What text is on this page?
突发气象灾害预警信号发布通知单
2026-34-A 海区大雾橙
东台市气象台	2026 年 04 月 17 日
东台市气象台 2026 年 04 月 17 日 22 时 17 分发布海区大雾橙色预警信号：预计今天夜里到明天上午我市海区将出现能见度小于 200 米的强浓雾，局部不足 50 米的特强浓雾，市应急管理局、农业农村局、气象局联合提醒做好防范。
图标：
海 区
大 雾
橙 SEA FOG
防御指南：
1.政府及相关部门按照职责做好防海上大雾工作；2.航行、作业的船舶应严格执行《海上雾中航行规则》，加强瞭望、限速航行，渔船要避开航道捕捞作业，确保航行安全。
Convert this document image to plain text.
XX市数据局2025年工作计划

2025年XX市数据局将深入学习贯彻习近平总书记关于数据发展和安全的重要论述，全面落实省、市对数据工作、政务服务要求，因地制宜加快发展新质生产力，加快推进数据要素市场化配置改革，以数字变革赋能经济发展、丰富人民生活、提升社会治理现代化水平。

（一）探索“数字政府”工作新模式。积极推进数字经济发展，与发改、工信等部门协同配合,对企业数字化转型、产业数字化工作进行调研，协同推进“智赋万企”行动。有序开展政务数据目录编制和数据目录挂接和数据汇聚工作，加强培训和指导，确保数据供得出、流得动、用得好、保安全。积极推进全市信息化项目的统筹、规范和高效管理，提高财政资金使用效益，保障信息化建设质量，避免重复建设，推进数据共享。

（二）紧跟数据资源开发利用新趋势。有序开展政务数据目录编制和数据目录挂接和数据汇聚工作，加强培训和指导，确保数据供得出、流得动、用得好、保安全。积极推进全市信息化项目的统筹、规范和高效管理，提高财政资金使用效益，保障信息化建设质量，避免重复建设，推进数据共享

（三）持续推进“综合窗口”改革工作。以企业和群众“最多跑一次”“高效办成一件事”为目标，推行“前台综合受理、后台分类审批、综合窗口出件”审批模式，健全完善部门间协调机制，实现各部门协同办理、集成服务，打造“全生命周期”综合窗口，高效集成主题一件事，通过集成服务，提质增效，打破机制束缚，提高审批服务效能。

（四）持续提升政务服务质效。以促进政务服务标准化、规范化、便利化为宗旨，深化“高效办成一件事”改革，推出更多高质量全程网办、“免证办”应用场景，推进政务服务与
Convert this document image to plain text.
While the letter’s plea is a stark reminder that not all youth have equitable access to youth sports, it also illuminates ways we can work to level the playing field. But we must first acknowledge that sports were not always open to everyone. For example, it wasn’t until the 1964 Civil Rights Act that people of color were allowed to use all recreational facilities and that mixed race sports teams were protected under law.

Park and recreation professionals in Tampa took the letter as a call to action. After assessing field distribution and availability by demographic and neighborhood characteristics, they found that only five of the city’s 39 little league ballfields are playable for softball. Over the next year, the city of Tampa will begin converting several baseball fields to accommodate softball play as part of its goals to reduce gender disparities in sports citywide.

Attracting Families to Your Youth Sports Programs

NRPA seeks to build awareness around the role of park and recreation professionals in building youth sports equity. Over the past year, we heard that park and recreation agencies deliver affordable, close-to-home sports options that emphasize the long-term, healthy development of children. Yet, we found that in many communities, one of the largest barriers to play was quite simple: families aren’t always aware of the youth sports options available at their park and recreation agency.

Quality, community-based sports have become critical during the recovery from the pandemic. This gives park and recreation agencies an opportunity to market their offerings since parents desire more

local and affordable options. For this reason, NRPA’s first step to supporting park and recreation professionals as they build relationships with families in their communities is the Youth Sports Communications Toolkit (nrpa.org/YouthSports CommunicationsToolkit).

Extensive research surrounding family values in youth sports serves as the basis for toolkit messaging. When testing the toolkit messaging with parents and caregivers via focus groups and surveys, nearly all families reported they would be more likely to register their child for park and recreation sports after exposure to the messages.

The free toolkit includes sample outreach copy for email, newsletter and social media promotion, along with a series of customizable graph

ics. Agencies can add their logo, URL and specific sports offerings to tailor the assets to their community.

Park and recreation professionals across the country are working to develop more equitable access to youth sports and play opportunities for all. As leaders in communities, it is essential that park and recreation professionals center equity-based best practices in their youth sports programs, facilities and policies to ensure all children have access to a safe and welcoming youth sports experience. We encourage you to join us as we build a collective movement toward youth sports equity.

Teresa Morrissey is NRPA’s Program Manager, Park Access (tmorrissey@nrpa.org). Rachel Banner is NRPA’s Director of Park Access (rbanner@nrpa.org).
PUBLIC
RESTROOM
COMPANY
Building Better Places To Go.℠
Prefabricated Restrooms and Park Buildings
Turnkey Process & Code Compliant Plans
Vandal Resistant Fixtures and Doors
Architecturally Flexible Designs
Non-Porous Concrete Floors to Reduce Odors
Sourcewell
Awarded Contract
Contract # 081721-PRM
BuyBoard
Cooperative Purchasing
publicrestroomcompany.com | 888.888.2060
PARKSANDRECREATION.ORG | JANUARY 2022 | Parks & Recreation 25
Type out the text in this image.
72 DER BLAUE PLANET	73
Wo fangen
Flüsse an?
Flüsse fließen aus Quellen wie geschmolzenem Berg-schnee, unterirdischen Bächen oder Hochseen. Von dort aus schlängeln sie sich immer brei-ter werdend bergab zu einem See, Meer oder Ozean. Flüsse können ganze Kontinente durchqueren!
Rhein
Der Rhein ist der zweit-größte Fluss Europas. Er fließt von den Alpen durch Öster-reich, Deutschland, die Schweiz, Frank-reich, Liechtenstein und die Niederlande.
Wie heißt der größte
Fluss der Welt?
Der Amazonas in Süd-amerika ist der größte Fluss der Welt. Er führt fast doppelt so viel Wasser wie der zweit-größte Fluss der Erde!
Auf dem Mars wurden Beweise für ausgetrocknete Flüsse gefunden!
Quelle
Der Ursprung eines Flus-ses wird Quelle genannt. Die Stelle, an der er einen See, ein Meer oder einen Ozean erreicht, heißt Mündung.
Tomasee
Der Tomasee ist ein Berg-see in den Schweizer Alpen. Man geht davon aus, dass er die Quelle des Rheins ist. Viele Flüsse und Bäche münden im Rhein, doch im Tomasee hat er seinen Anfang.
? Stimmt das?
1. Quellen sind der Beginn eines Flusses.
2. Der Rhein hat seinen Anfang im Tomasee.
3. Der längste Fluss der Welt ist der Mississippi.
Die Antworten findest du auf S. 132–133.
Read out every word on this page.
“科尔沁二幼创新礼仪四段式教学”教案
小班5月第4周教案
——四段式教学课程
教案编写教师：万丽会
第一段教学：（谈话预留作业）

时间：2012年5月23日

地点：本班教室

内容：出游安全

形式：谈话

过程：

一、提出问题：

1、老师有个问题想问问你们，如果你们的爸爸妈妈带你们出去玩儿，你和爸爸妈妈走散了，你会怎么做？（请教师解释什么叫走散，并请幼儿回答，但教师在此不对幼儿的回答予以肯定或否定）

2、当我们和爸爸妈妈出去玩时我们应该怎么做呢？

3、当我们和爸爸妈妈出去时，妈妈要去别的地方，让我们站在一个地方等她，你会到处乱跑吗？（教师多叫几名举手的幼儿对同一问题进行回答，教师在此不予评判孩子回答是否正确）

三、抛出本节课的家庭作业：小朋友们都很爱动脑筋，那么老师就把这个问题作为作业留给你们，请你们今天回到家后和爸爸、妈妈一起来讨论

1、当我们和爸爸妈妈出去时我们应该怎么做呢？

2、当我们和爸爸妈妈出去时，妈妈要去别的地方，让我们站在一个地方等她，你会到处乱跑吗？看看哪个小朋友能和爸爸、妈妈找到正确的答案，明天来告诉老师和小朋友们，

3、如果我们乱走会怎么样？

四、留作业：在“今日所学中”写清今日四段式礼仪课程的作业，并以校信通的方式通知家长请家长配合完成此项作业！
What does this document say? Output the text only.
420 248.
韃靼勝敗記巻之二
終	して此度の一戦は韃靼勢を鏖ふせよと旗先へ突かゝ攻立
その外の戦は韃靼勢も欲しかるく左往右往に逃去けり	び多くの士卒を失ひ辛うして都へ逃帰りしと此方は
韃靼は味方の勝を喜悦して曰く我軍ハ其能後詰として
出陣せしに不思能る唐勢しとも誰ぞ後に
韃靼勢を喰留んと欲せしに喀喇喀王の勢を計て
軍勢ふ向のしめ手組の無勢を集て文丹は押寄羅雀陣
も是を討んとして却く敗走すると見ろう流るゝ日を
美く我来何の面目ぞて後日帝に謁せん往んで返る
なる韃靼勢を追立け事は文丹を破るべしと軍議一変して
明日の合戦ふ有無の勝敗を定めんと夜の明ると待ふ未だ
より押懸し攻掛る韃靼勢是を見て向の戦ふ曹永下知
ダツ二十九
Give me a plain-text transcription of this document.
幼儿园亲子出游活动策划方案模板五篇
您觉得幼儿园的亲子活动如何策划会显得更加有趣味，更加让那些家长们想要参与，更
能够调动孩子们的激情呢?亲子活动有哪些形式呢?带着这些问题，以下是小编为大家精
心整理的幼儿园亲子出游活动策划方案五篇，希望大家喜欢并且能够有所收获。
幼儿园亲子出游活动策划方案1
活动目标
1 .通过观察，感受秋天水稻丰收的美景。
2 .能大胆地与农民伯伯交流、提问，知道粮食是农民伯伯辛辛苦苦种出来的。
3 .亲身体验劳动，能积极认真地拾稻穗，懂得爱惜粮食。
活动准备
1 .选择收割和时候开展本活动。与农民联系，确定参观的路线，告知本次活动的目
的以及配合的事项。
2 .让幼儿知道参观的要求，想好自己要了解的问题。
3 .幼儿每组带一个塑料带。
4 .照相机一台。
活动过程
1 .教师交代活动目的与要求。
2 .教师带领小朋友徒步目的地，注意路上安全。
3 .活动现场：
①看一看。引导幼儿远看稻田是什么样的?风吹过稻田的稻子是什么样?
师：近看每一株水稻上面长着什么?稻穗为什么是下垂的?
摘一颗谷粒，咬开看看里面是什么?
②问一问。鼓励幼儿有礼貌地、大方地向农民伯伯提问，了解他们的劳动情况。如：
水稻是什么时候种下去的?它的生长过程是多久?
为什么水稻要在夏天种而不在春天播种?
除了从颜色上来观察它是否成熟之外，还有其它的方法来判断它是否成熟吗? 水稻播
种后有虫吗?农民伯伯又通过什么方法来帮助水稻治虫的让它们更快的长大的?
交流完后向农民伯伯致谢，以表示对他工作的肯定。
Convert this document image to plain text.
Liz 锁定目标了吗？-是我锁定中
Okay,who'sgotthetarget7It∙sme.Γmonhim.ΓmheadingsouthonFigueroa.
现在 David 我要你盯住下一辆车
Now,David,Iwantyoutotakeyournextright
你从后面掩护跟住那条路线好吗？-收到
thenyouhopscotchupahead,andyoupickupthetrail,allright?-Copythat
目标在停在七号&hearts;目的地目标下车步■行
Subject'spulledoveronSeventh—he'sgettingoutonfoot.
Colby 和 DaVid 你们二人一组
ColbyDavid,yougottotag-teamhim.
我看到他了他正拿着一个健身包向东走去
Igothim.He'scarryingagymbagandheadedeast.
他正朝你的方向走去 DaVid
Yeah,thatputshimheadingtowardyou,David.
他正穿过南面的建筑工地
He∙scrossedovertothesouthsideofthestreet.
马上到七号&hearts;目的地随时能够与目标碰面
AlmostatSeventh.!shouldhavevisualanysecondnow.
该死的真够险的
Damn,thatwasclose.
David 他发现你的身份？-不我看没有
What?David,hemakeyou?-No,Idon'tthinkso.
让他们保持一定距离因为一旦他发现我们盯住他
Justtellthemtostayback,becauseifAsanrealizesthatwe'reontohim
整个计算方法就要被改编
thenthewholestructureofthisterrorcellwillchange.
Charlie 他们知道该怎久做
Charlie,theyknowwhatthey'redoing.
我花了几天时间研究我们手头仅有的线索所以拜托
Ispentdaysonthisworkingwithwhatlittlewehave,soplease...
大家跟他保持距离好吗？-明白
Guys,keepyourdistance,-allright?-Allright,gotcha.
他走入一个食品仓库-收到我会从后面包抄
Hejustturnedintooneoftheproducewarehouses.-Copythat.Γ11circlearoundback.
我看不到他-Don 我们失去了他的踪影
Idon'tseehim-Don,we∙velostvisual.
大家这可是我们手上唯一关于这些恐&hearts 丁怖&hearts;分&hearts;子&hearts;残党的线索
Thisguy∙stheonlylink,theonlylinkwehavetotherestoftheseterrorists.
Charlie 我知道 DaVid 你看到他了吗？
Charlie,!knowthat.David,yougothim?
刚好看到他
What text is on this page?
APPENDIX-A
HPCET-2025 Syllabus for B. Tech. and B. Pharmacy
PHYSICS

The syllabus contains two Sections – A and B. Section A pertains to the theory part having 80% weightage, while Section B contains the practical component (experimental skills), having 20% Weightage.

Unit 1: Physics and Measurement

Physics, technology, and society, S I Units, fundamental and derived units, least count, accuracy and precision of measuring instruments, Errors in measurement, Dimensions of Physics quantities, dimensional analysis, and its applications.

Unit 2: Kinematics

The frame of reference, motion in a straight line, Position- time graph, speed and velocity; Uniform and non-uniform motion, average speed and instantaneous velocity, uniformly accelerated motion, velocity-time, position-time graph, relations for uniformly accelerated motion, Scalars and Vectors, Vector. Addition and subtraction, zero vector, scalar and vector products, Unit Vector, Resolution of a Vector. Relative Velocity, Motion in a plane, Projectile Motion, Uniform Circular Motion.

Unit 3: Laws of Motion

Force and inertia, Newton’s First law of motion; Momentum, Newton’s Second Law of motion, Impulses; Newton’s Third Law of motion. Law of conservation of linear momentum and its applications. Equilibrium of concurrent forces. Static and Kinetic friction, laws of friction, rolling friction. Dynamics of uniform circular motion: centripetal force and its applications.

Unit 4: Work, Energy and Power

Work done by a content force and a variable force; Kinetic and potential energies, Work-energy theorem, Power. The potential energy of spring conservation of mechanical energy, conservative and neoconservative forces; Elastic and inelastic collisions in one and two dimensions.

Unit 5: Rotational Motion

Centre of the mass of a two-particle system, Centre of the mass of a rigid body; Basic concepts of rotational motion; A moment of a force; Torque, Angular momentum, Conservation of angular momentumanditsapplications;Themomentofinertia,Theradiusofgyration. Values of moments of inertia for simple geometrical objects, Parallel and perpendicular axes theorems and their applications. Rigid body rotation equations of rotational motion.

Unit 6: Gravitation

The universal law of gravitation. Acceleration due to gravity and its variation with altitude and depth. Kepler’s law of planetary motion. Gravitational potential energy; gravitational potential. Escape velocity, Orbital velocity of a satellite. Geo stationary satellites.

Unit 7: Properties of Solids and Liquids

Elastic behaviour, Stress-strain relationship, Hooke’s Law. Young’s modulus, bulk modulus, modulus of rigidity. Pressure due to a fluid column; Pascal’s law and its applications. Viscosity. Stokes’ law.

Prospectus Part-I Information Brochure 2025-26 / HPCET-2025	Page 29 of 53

__________________________________________________

- [STATED GOAL]
Gather each line that holds "Contract".

- [FULL OUTPUT]
Awarded Contract
Contract # 081721-PRM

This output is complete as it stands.